## PROBLEM
Pictures stay out of the copy; set down each line of the listing below exactly.

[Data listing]

»»

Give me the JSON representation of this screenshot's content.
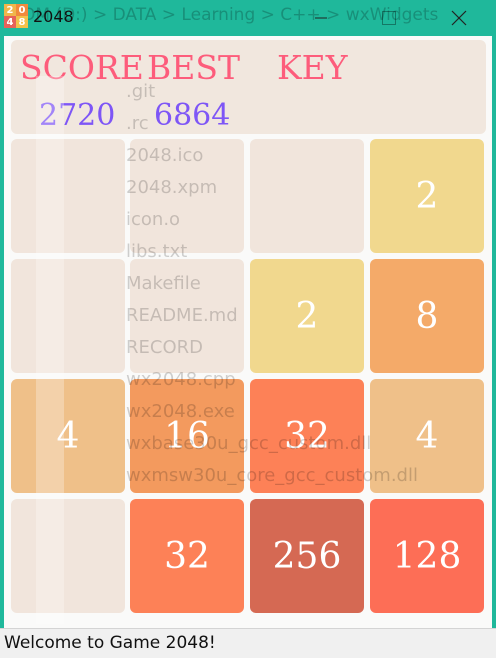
{
  "window": {
    "title": "2048",
    "icon_digits": [
      "2",
      "0",
      "4",
      "8"
    ],
    "background_path_text": "OM (D:)  >  DATA  >  Learning  >  C++  >  wxWidgets"
  },
  "scoreboard": {
    "score_label": "SCORE",
    "best_label": "BEST",
    "key_label": "KEY",
    "score_value": "2720",
    "best_value": "6864",
    "label_color": "#fd5c7b",
    "value_color": "#7e56f6"
  },
  "board": {
    "rows": [
      [
        "",
        "",
        "",
        "2"
      ],
      [
        "",
        "",
        "2",
        "8"
      ],
      [
        "4",
        "16",
        "32",
        "4"
      ],
      [
        "",
        "32",
        "256",
        "128"
      ]
    ],
    "tile_colors": {
      "empty": "#f1e5dc",
      "2": "#f1d88e",
      "4": "#efc089",
      "8": "#f4aa69",
      "16": "#f39a5e",
      "32": "#fd8157",
      "128": "#fd6e56",
      "256": "#d56953"
    }
  },
  "background_files": [
    ".git",
    ".rc",
    "2048.ico",
    "2048.xpm",
    "icon.o",
    "libs.txt",
    "Makefile",
    "README.md",
    "RECORD",
    "wx2048.cpp",
    "wx2048.exe",
    "wxbase30u_gcc_custom.dll",
    "wxmsw30u_core_gcc_custom.dll"
  ],
  "status": {
    "text": "Welcome to Game 2048!"
  }
}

««

## TASK OUTPUT
Give me the JSON representation of this screenshot's content.
{
  "window": {
    "title": "2048",
    "icon_digits": [
      "2",
      "0",
      "4",
      "8"
    ],
    "background_path_text": "OM (D:)  >  DATA  >  Learning  >  C++  >  wxWidgets"
  },
  "scoreboard": {
    "score_label": "SCORE",
    "best_label": "BEST",
    "key_label": "KEY",
    "score_value": "2720",
    "best_value": "6864",
    "label_color": "#fd5c7b",
    "value_color": "#7e56f6"
  },
  "board": {
    "rows": [
      [
        "",
        "",
        "",
        "2"
      ],
      [
        "",
        "",
        "2",
        "8"
      ],
      [
        "4",
        "16",
        "32",
        "4"
      ],
      [
        "",
        "32",
        "256",
        "128"
      ]
    ],
    "tile_colors": {
      "empty": "#f1e5dc",
      "2": "#f1d88e",
      "4": "#efc089",
      "8": "#f4aa69",
      "16": "#f39a5e",
      "32": "#fd8157",
      "128": "#fd6e56",
      "256": "#d56953"
    }
  },
  "background_files": [
    ".git",
    ".rc",
    "2048.ico",
    "2048.xpm",
    "icon.o",
    "libs.txt",
    "Makefile",
    "README.md",
    "RECORD",
    "wx2048.cpp",
    "wx2048.exe",
    "wxbase30u_gcc_custom.dll",
    "wxmsw30u_core_gcc_custom.dll"
  ],
  "status": {
    "text": "Welcome to Game 2048!"
  }
}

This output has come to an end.